Your objective:
Print the full listing exactly.
***
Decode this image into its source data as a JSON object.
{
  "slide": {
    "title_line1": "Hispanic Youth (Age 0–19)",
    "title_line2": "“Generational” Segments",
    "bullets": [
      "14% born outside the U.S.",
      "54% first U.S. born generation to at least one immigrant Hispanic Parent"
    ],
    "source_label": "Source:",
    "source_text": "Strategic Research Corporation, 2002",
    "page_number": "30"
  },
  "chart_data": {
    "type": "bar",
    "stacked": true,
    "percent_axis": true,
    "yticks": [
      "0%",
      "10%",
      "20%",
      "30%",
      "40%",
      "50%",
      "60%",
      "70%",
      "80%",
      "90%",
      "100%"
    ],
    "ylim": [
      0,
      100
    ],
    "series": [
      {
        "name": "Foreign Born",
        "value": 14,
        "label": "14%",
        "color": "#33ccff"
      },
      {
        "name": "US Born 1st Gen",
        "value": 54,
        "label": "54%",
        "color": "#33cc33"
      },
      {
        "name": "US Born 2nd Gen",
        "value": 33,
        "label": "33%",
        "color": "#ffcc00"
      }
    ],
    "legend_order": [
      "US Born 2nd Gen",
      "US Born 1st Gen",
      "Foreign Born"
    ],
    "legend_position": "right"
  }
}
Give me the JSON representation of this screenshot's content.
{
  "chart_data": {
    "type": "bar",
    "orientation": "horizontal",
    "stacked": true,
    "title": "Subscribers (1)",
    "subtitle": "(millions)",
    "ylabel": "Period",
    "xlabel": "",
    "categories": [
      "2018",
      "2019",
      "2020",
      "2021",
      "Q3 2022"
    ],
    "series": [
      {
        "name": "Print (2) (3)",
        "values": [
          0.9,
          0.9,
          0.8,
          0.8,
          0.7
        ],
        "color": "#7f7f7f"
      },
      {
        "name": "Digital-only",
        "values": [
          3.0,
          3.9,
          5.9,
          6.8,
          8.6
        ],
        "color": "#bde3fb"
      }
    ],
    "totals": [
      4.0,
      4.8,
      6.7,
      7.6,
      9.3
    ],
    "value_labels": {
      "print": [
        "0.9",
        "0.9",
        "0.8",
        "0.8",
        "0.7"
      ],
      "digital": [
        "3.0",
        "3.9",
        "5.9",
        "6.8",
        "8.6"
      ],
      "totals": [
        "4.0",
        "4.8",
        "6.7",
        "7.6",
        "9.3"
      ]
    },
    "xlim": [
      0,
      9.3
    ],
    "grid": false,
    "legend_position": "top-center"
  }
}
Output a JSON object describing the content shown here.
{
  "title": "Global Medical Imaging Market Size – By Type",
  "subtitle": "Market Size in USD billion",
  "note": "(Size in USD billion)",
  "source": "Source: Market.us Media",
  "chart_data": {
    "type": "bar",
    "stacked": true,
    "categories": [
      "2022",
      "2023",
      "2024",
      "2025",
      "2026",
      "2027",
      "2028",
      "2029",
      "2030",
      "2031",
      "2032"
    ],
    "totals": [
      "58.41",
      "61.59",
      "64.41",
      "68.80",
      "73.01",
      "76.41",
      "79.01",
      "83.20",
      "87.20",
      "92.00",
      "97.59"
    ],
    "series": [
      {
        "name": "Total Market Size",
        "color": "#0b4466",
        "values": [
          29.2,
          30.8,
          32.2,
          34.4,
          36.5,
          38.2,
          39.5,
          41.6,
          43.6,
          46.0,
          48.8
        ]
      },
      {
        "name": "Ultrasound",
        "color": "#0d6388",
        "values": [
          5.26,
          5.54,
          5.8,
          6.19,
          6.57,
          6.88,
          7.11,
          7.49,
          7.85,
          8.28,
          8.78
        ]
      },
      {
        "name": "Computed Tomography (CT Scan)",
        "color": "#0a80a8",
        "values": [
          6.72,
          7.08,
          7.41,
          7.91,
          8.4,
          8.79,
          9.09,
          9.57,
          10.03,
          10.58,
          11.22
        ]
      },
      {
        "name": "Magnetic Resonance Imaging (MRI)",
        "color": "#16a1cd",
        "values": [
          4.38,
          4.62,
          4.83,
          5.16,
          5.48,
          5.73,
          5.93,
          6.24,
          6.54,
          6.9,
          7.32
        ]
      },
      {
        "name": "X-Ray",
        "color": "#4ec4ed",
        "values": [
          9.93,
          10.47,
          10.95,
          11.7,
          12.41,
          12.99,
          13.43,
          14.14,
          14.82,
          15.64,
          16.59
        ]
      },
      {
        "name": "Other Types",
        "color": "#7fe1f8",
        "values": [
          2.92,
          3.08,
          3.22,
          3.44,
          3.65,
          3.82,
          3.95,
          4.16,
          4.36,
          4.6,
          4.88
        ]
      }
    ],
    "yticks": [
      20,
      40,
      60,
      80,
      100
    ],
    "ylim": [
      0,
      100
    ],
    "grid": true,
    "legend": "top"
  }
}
***
Exercise result:
Decode this image into its source data as a JSON object.
{
  "slide": {
    "title_line1": "Hispanic Youth (Age 0–19)",
    "title_line2": "“Generational” Segments",
    "bullets": [
      "14% born outside the U.S.",
      "54% first U.S. born generation to at least one immigrant Hispanic Parent"
    ],
    "source_label": "Source:",
    "source_text": "Strategic Research Corporation, 2002",
    "page_number": "30"
  },
  "chart_data": {
    "type": "bar",
    "stacked": true,
    "percent_axis": true,
    "yticks": [
      "0%",
      "10%",
      "20%",
      "30%",
      "40%",
      "50%",
      "60%",
      "70%",
      "80%",
      "90%",
      "100%"
    ],
    "ylim": [
      0,
      100
    ],
    "series": [
      {
        "name": "Foreign Born",
        "value": 14,
        "label": "14%",
        "color": "#33ccff"
      },
      {
        "name": "US Born 1st Gen",
        "value": 54,
        "label": "54%",
        "color": "#33cc33"
      },
      {
        "name": "US Born 2nd Gen",
        "value": 33,
        "label": "33%",
        "color": "#ffcc00"
      }
    ],
    "legend_order": [
      "US Born 2nd Gen",
      "US Born 1st Gen",
      "Foreign Born"
    ],
    "legend_position": "right"
  }
}
Give me the JSON representation of this screenshot's content.
{
  "chart_data": {
    "type": "bar",
    "orientation": "horizontal",
    "stacked": true,
    "title": "Subscribers (1)",
    "subtitle": "(millions)",
    "ylabel": "Period",
    "xlabel": "",
    "categories": [
      "2018",
      "2019",
      "2020",
      "2021",
      "Q3 2022"
    ],
    "series": [
      {
        "name": "Print (2) (3)",
        "values": [
          0.9,
          0.9,
          0.8,
          0.8,
          0.7
        ],
        "color": "#7f7f7f"
      },
      {
        "name": "Digital-only",
        "values": [
          3.0,
          3.9,
          5.9,
          6.8,
          8.6
        ],
        "color": "#bde3fb"
      }
    ],
    "totals": [
      4.0,
      4.8,
      6.7,
      7.6,
      9.3
    ],
    "value_labels": {
      "print": [
        "0.9",
        "0.9",
        "0.8",
        "0.8",
        "0.7"
      ],
      "digital": [
        "3.0",
        "3.9",
        "5.9",
        "6.8",
        "8.6"
      ],
      "totals": [
        "4.0",
        "4.8",
        "6.7",
        "7.6",
        "9.3"
      ]
    },
    "xlim": [
      0,
      9.3
    ],
    "grid": false,
    "legend_position": "top-center"
  }
}
Output a JSON object describing the content shown here.
{
  "title": "Global Medical Imaging Market Size – By Type",
  "subtitle": "Market Size in USD billion",
  "note": "(Size in USD billion)",
  "source": "Source: Market.us Media",
  "chart_data": {
    "type": "bar",
    "stacked": true,
    "categories": [
      "2022",
      "2023",
      "2024",
      "2025",
      "2026",
      "2027",
      "2028",
      "2029",
      "2030",
      "2031",
      "2032"
    ],
    "totals": [
      "58.41",
      "61.59",
      "64.41",
      "68.80",
      "73.01",
      "76.41",
      "79.01",
      "83.20",
      "87.20",
      "92.00",
      "97.59"
    ],
    "series": [
      {
        "name": "Total Market Size",
        "color": "#0b4466",
        "values": [
          29.2,
          30.8,
          32.2,
          34.4,
          36.5,
          38.2,
          39.5,
          41.6,
          43.6,
          46.0,
          48.8
        ]
      },
      {
        "name": "Ultrasound",
        "color": "#0d6388",
        "values": [
          5.26,
          5.54,
          5.8,
          6.19,
          6.57,
          6.88,
          7.11,
          7.49,
          7.85,
          8.28,
          8.78
        ]
      },
      {
        "name": "Computed Tomography (CT Scan)",
        "color": "#0a80a8",
        "values": [
          6.72,
          7.08,
          7.41,
          7.91,
          8.4,
          8.79,
          9.09,
          9.57,
          10.03,
          10.58,
          11.22
        ]
      },
      {
        "name": "Magnetic Resonance Imaging (MRI)",
        "color": "#16a1cd",
        "values": [
          4.38,
          4.62,
          4.83,
          5.16,
          5.48,
          5.73,
          5.93,
          6.24,
          6.54,
          6.9,
          7.32
        ]
      },
      {
        "name": "X-Ray",
        "color": "#4ec4ed",
        "values": [
          9.93,
          10.47,
          10.95,
          11.7,
          12.41,
          12.99,
          13.43,
          14.14,
          14.82,
          15.64,
          16.59
        ]
      },
      {
        "name": "Other Types",
        "color": "#7fe1f8",
        "values": [
          2.92,
          3.08,
          3.22,
          3.44,
          3.65,
          3.82,
          3.95,
          4.16,
          4.36,
          4.6,
          4.88
        ]
      }
    ],
    "yticks": [
      20,
      40,
      60,
      80,
      100
    ],
    "ylim": [
      0,
      100
    ],
    "grid": true,
    "legend": "top"
  }
}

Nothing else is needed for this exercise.